◆ Directions for this task: Report every line below that holds the word "Term".
+---+
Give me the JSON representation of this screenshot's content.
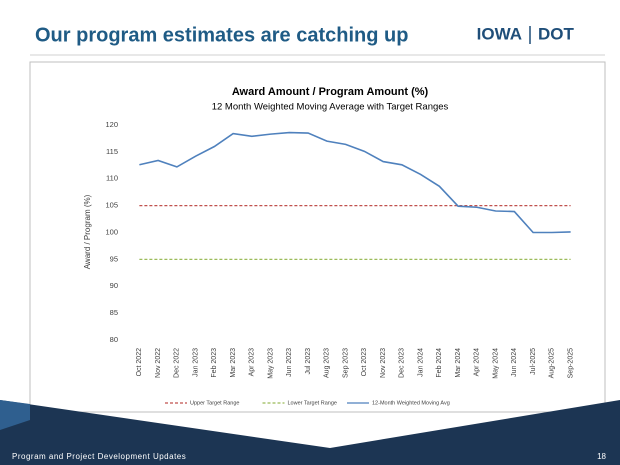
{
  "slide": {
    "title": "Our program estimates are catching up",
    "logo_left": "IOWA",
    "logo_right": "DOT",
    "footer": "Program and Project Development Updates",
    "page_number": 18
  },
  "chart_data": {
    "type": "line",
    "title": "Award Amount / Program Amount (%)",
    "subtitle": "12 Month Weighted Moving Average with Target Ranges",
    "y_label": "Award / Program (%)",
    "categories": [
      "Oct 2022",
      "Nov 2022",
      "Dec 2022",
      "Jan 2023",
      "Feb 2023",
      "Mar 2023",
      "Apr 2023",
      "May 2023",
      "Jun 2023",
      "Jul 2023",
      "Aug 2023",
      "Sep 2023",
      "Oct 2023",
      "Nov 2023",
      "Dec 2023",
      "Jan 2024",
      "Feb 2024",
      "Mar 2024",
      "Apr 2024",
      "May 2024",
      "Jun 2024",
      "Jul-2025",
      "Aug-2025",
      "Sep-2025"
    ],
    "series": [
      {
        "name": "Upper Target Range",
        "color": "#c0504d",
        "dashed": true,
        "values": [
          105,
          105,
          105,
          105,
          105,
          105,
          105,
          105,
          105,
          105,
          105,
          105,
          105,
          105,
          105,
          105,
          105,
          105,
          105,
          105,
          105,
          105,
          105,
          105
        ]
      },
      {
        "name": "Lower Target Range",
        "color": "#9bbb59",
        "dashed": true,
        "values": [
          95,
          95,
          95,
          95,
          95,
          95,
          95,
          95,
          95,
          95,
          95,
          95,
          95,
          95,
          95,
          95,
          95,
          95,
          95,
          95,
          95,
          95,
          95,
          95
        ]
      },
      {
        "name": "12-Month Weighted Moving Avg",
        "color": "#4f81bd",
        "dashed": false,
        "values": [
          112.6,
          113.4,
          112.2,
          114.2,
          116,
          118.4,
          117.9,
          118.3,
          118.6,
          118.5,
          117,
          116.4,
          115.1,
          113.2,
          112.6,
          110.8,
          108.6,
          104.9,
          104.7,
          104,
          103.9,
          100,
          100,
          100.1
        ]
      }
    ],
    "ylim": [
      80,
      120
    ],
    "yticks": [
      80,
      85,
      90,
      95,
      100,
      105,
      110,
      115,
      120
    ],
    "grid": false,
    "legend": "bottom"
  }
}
+---+
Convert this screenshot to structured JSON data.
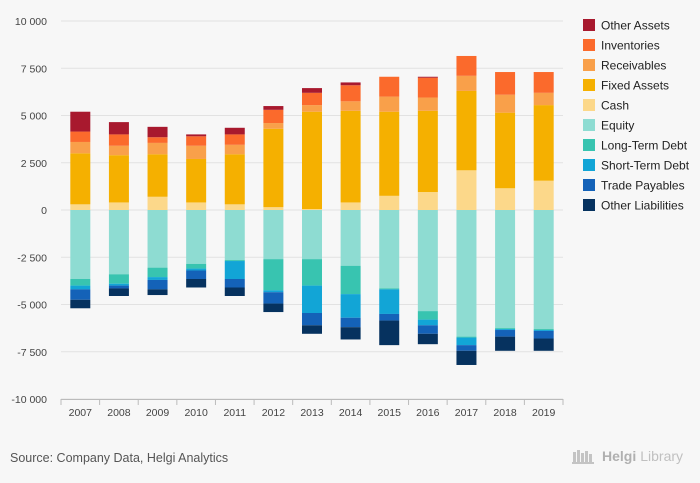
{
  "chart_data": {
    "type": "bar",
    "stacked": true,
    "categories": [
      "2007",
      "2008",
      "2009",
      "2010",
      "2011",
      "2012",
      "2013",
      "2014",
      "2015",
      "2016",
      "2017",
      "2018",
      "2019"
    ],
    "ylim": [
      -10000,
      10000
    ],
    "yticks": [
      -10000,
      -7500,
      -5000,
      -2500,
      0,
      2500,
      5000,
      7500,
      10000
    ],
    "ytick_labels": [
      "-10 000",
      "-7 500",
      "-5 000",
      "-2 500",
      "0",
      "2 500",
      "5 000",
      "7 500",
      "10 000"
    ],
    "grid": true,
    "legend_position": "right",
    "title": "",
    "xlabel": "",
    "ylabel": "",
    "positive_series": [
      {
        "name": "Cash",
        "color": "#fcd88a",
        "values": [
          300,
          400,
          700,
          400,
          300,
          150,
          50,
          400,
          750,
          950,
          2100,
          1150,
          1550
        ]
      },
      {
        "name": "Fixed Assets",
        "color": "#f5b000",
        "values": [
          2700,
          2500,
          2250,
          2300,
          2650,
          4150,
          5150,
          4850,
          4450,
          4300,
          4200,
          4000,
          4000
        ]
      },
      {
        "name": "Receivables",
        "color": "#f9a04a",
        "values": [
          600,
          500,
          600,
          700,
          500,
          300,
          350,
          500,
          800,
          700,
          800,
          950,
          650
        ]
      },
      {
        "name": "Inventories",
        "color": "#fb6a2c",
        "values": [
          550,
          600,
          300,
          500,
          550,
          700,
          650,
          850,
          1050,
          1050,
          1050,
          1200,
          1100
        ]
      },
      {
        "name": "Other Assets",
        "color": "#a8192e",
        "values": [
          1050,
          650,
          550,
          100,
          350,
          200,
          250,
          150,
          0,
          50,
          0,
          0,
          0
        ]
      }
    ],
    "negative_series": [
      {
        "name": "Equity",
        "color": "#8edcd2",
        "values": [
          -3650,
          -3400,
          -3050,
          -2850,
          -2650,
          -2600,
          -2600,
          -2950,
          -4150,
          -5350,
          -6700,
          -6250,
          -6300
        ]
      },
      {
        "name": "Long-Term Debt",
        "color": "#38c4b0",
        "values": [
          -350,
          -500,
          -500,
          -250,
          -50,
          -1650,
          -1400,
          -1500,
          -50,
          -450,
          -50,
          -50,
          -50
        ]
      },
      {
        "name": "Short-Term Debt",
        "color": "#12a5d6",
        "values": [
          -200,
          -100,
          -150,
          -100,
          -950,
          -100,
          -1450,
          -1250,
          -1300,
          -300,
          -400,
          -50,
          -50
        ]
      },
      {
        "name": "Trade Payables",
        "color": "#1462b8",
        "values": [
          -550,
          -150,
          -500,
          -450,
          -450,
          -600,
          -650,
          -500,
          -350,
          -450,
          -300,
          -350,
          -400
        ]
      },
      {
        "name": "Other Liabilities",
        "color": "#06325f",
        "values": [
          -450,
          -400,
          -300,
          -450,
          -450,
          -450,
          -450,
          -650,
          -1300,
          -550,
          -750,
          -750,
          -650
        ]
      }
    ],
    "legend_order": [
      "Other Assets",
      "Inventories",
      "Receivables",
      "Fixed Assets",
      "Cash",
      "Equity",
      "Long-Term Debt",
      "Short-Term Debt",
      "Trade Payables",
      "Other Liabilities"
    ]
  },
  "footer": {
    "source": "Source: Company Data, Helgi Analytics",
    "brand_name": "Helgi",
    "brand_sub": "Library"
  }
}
+---+
◆ Answer to this exercise:
        "name": "Long-Term Debt",
        "name": "Short-Term Debt",
      "Long-Term Debt",
      "Short-Term Debt",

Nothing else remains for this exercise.